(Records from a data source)
* START *

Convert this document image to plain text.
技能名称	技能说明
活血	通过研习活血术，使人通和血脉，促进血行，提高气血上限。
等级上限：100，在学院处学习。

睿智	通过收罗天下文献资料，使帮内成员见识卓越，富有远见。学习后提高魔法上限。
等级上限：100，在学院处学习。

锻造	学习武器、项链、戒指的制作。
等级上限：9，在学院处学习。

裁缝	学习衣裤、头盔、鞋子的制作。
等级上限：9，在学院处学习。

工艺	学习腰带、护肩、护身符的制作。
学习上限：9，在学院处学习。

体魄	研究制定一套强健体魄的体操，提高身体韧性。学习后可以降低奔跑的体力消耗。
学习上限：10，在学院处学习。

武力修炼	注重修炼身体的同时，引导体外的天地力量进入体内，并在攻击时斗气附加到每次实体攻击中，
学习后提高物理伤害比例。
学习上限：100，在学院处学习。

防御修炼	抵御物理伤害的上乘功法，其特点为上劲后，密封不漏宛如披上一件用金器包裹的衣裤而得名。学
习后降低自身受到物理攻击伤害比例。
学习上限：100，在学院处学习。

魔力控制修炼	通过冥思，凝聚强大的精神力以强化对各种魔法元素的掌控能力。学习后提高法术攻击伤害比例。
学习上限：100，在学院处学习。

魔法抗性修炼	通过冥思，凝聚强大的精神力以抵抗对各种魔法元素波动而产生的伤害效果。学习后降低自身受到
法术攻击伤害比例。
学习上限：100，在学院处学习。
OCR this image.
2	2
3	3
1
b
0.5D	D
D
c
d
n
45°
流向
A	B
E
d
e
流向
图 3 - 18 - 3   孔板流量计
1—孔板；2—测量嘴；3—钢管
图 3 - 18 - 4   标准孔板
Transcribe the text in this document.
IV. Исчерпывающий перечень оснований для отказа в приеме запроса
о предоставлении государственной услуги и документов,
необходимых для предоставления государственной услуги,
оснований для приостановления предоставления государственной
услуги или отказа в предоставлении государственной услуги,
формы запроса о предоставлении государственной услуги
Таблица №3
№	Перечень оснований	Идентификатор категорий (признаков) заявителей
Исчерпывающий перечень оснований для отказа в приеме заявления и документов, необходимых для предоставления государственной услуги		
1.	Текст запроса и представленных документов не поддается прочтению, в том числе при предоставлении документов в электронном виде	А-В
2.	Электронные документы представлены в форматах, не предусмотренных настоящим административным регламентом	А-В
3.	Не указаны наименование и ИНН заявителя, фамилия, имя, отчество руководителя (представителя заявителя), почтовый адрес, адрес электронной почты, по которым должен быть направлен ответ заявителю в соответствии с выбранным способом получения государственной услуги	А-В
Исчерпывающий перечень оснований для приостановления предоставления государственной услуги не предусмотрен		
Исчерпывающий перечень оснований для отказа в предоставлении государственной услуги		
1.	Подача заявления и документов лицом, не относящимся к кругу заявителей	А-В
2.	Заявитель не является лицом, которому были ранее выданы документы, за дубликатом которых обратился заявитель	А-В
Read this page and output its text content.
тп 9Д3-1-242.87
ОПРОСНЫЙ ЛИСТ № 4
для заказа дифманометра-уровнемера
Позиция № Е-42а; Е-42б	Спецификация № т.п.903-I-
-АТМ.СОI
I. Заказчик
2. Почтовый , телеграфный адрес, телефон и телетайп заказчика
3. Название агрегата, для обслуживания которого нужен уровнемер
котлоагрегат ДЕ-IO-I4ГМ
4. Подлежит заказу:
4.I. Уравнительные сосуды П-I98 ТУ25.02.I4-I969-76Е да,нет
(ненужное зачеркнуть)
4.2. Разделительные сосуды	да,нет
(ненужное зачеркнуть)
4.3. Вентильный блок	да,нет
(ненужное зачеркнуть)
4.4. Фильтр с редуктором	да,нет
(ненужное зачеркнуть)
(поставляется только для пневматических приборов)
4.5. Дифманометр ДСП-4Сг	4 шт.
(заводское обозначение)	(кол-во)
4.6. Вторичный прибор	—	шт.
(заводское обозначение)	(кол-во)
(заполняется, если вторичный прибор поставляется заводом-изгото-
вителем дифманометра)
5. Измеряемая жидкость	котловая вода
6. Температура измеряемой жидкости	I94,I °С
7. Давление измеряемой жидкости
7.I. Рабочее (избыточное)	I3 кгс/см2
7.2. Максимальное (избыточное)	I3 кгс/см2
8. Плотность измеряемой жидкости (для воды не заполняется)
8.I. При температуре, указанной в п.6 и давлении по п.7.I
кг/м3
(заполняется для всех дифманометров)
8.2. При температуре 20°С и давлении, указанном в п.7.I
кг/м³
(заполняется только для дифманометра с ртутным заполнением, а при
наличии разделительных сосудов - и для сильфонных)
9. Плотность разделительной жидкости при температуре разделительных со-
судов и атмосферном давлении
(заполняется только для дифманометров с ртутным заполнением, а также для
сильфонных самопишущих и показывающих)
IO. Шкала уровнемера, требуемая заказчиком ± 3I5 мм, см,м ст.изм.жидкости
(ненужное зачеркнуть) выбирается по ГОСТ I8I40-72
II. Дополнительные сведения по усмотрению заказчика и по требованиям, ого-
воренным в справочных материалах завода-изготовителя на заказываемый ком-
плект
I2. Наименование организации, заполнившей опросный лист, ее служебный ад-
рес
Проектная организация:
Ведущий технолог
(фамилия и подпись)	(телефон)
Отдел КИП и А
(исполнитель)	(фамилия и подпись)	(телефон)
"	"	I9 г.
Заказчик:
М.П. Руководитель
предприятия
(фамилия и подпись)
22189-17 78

* END *

Problem to work on
Your task is to give the records above again, exactly.

Exercise result
Convert this document image to plain text.
技能名称	技能说明
活血	通过研习活血术，使人通和血脉，促进血行，提高气血上限。
等级上限：100，在学院处学习。

睿智	通过收罗天下文献资料，使帮内成员见识卓越，富有远见。学习后提高魔法上限。
等级上限：100，在学院处学习。

锻造	学习武器、项链、戒指的制作。
等级上限：9，在学院处学习。

裁缝	学习衣裤、头盔、鞋子的制作。
等级上限：9，在学院处学习。

工艺	学习腰带、护肩、护身符的制作。
学习上限：9，在学院处学习。

体魄	研究制定一套强健体魄的体操，提高身体韧性。学习后可以降低奔跑的体力消耗。
学习上限：10，在学院处学习。

武力修炼	注重修炼身体的同时，引导体外的天地力量进入体内，并在攻击时斗气附加到每次实体攻击中，
学习后提高物理伤害比例。
学习上限：100，在学院处学习。

防御修炼	抵御物理伤害的上乘功法，其特点为上劲后，密封不漏宛如披上一件用金器包裹的衣裤而得名。学
习后降低自身受到物理攻击伤害比例。
学习上限：100，在学院处学习。

魔力控制修炼	通过冥思，凝聚强大的精神力以强化对各种魔法元素的掌控能力。学习后提高法术攻击伤害比例。
学习上限：100，在学院处学习。

魔法抗性修炼	通过冥思，凝聚强大的精神力以抵抗对各种魔法元素波动而产生的伤害效果。学习后降低自身受到
法术攻击伤害比例。
学习上限：100，在学院处学习。
OCR this image.
2	2
3	3
1
b
0.5D	D
D
c
d
n
45°
流向
A	B
E
d
e
流向
图 3 - 18 - 3   孔板流量计
1—孔板；2—测量嘴；3—钢管
图 3 - 18 - 4   标准孔板
Transcribe the text in this document.
IV. Исчерпывающий перечень оснований для отказа в приеме запроса
о предоставлении государственной услуги и документов,
необходимых для предоставления государственной услуги,
оснований для приостановления предоставления государственной
услуги или отказа в предоставлении государственной услуги,
формы запроса о предоставлении государственной услуги
Таблица №3
№	Перечень оснований	Идентификатор категорий (признаков) заявителей
Исчерпывающий перечень оснований для отказа в приеме заявления и документов, необходимых для предоставления государственной услуги		
1.	Текст запроса и представленных документов не поддается прочтению, в том числе при предоставлении документов в электронном виде	А-В
2.	Электронные документы представлены в форматах, не предусмотренных настоящим административным регламентом	А-В
3.	Не указаны наименование и ИНН заявителя, фамилия, имя, отчество руководителя (представителя заявителя), почтовый адрес, адрес электронной почты, по которым должен быть направлен ответ заявителю в соответствии с выбранным способом получения государственной услуги	А-В
Исчерпывающий перечень оснований для приостановления предоставления государственной услуги не предусмотрен		
Исчерпывающий перечень оснований для отказа в предоставлении государственной услуги		
1.	Подача заявления и документов лицом, не относящимся к кругу заявителей	А-В
2.	Заявитель не является лицом, которому были ранее выданы документы, за дубликатом которых обратился заявитель	А-В
Read this page and output its text content.
тп 9Д3-1-242.87
ОПРОСНЫЙ ЛИСТ № 4
для заказа дифманометра-уровнемера
Позиция № Е-42а; Е-42б	Спецификация № т.п.903-I-
-АТМ.СОI
I. Заказчик
2. Почтовый , телеграфный адрес, телефон и телетайп заказчика
3. Название агрегата, для обслуживания которого нужен уровнемер
котлоагрегат ДЕ-IO-I4ГМ
4. Подлежит заказу:
4.I. Уравнительные сосуды П-I98 ТУ25.02.I4-I969-76Е да,нет
(ненужное зачеркнуть)
4.2. Разделительные сосуды	да,нет
(ненужное зачеркнуть)
4.3. Вентильный блок	да,нет
(ненужное зачеркнуть)
4.4. Фильтр с редуктором	да,нет
(ненужное зачеркнуть)
(поставляется только для пневматических приборов)
4.5. Дифманометр ДСП-4Сг	4 шт.
(заводское обозначение)	(кол-во)
4.6. Вторичный прибор	—	шт.
(заводское обозначение)	(кол-во)
(заполняется, если вторичный прибор поставляется заводом-изгото-
вителем дифманометра)
5. Измеряемая жидкость	котловая вода
6. Температура измеряемой жидкости	I94,I °С
7. Давление измеряемой жидкости
7.I. Рабочее (избыточное)	I3 кгс/см2
7.2. Максимальное (избыточное)	I3 кгс/см2
8. Плотность измеряемой жидкости (для воды не заполняется)
8.I. При температуре, указанной в п.6 и давлении по п.7.I
кг/м3
(заполняется для всех дифманометров)
8.2. При температуре 20°С и давлении, указанном в п.7.I
кг/м³
(заполняется только для дифманометра с ртутным заполнением, а при
наличии разделительных сосудов - и для сильфонных)
9. Плотность разделительной жидкости при температуре разделительных со-
судов и атмосферном давлении
(заполняется только для дифманометров с ртутным заполнением, а также для
сильфонных самопишущих и показывающих)
IO. Шкала уровнемера, требуемая заказчиком ± 3I5 мм, см,м ст.изм.жидкости
(ненужное зачеркнуть) выбирается по ГОСТ I8I40-72
II. Дополнительные сведения по усмотрению заказчика и по требованиям, ого-
воренным в справочных материалах завода-изготовителя на заказываемый ком-
плект
I2. Наименование организации, заполнившей опросный лист, ее служебный ад-
рес
Проектная организация:
Ведущий технолог
(фамилия и подпись)	(телефон)
Отдел КИП и А
(исполнитель)	(фамилия и подпись)	(телефон)
"	"	I9 г.
Заказчик:
М.П. Руководитель
предприятия
(фамилия и подпись)
22189-17 78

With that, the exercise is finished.